GIVEN REQUEST: Look through the material and copy each line holding "길거리에서".

SUPPLIED INFORMATION:
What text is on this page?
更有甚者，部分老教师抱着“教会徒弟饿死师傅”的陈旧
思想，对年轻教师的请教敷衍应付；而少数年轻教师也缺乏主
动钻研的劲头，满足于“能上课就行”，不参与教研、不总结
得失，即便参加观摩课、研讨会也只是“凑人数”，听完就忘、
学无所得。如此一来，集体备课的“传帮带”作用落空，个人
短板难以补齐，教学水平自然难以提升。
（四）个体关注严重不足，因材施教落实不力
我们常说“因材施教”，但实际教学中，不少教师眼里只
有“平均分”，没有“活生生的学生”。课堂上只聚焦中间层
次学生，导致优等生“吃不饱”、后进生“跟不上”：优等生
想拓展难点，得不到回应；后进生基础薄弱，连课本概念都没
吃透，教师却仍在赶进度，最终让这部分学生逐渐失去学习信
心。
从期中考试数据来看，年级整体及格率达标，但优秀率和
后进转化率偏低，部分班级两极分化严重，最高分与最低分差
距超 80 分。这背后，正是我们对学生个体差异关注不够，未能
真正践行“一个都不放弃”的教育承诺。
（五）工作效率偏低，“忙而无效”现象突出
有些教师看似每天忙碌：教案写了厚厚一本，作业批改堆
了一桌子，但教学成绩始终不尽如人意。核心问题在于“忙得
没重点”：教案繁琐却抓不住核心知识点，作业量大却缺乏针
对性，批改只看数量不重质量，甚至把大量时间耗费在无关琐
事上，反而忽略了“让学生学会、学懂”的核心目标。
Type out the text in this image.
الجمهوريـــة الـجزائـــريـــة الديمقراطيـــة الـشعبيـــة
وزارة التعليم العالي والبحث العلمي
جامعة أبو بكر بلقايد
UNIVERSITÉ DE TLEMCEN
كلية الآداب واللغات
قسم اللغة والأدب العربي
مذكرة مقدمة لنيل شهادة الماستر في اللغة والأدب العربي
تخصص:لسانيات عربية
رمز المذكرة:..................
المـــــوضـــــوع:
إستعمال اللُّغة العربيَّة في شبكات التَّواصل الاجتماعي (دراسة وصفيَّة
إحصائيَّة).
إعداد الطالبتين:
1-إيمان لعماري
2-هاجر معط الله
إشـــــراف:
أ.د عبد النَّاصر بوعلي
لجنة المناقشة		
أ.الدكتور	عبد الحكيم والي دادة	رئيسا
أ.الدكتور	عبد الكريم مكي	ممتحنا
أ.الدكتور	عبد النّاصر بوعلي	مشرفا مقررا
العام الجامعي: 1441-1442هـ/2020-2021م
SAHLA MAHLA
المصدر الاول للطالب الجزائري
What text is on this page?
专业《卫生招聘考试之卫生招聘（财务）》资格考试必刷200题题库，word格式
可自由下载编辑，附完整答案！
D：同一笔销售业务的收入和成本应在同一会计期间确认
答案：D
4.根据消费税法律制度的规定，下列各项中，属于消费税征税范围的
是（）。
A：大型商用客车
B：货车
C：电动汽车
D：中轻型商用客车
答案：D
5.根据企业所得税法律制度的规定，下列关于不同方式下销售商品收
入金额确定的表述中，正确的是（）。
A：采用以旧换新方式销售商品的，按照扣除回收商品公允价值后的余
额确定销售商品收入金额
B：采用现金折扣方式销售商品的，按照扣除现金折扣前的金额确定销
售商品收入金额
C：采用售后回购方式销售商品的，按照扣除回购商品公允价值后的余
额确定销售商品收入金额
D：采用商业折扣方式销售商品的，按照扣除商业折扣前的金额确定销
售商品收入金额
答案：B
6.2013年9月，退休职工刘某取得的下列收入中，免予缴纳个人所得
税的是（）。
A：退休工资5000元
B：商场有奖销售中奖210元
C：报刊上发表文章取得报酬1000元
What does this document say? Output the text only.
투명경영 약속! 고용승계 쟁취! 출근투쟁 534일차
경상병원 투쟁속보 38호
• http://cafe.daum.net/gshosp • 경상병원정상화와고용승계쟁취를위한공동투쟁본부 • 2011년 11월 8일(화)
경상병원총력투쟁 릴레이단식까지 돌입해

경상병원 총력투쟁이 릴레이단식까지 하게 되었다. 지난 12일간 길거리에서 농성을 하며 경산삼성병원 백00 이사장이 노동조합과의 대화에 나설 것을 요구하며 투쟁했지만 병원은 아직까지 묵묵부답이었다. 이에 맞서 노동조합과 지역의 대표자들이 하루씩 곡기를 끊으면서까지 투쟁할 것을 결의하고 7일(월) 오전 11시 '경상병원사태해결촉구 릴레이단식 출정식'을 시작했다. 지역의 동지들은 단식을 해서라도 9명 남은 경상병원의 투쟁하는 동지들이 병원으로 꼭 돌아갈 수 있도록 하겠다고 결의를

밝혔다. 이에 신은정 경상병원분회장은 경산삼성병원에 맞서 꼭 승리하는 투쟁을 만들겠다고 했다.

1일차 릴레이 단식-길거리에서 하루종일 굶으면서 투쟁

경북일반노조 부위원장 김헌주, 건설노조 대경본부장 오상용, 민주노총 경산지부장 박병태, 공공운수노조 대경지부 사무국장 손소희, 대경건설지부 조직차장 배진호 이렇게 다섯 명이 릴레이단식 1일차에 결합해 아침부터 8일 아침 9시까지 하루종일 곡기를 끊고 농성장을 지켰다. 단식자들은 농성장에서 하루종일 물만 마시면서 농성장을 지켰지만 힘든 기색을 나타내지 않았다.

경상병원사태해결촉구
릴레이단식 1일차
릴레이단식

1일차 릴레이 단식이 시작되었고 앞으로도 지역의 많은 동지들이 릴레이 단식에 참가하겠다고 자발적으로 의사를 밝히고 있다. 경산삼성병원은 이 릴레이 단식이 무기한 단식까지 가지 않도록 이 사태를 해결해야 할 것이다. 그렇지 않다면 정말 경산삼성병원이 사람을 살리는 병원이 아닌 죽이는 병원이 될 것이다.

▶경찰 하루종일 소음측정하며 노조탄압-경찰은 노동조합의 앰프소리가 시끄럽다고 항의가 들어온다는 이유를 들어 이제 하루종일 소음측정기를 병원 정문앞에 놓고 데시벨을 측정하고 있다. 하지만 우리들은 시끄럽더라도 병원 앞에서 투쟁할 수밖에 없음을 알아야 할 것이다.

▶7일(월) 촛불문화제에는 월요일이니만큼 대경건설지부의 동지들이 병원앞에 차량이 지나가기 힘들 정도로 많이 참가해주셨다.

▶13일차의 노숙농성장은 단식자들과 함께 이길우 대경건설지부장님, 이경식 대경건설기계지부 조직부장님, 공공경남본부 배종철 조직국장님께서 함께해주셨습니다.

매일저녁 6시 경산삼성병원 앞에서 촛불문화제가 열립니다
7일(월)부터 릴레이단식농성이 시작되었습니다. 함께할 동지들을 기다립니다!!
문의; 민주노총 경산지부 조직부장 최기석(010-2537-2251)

SOLUTION:
경상병원 총력투쟁이 릴레이단식까지 하게 되었다. 지난 12일간 길거리에서 농성을 하며 경산삼성병원 백00 이사장이 노동조합과의 대화에 나설 것을 요구하며 투쟁했지만 병원은 아직까지 묵묵부답이었다. 이에 맞서 노동조합과 지역의 대표자들이 하루씩 곡기를 끊으면서까지 투쟁할 것을 결의하고 7일(월) 오전 11시 '경상병원사태해결촉구 릴레이단식 출정식'을 시작했다. 지역의 동지들은 단식을 해서라도 9명 남은 경상병원의 투쟁하는 동지들이 병원으로 꼭 돌아갈 수 있도록 하겠다고 결의를
1일차 릴레이 단식-길거리에서 하루종일 굶으면서 투쟁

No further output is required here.